* **Do this**
Lift out each line of the data that holds "name".

Stored data
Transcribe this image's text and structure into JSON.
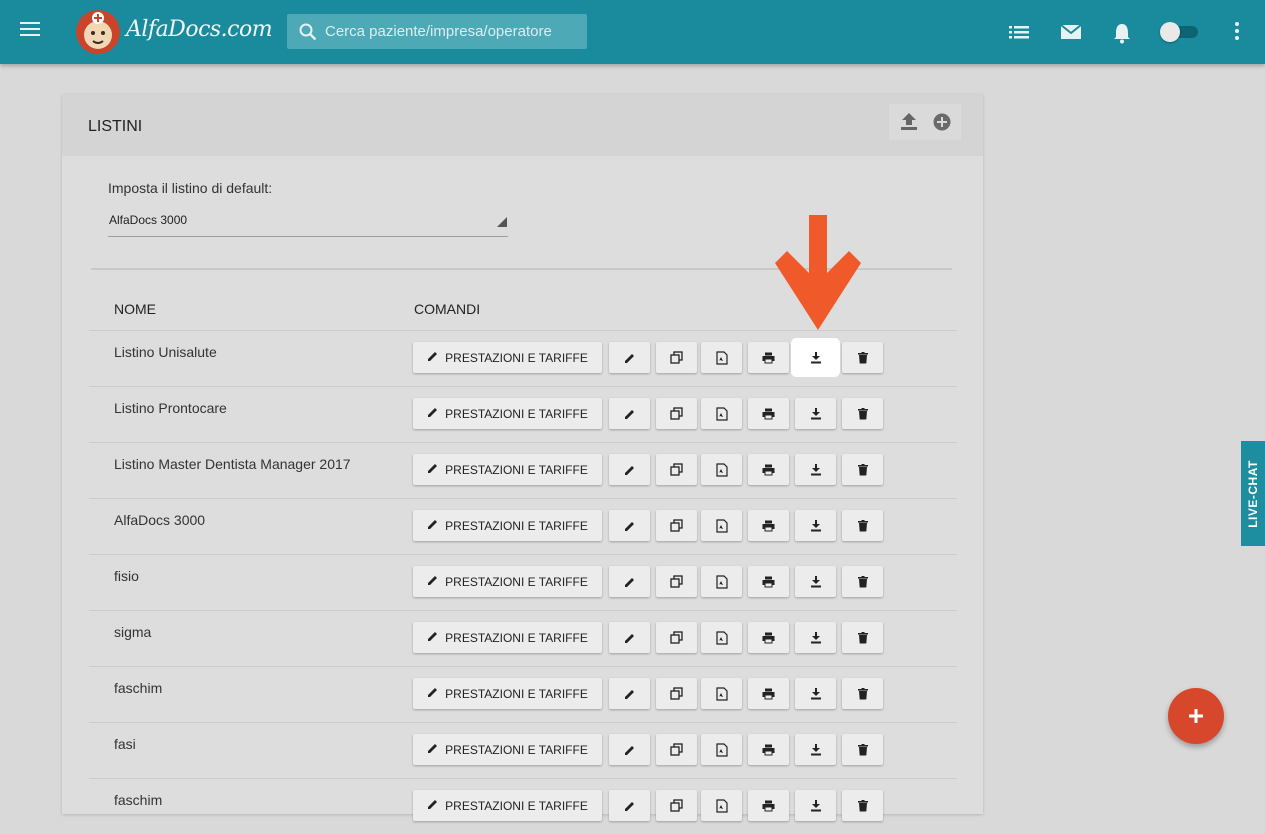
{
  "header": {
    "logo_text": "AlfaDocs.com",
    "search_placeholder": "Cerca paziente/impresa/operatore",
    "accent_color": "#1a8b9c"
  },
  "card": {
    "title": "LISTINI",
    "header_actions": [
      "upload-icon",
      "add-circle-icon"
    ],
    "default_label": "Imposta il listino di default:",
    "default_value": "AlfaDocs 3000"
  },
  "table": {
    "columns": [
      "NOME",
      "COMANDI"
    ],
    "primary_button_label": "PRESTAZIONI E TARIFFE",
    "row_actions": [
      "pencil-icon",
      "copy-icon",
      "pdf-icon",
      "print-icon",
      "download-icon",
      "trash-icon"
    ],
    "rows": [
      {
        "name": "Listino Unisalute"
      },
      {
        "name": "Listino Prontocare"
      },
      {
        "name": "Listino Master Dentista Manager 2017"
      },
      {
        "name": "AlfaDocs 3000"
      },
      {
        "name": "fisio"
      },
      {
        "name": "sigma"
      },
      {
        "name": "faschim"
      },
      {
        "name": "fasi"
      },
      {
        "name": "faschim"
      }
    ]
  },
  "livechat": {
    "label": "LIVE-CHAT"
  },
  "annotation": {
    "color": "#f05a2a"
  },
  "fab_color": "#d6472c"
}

* **Task solution**
        "name": "Listino Unisalute"
        "name": "Listino Prontocare"
        "name": "Listino Master Dentista Manager 2017"
        "name": "AlfaDocs 3000"
        "name": "fisio"
        "name": "sigma"
        "name": "faschim"
        "name": "fasi"
        "name": "faschim"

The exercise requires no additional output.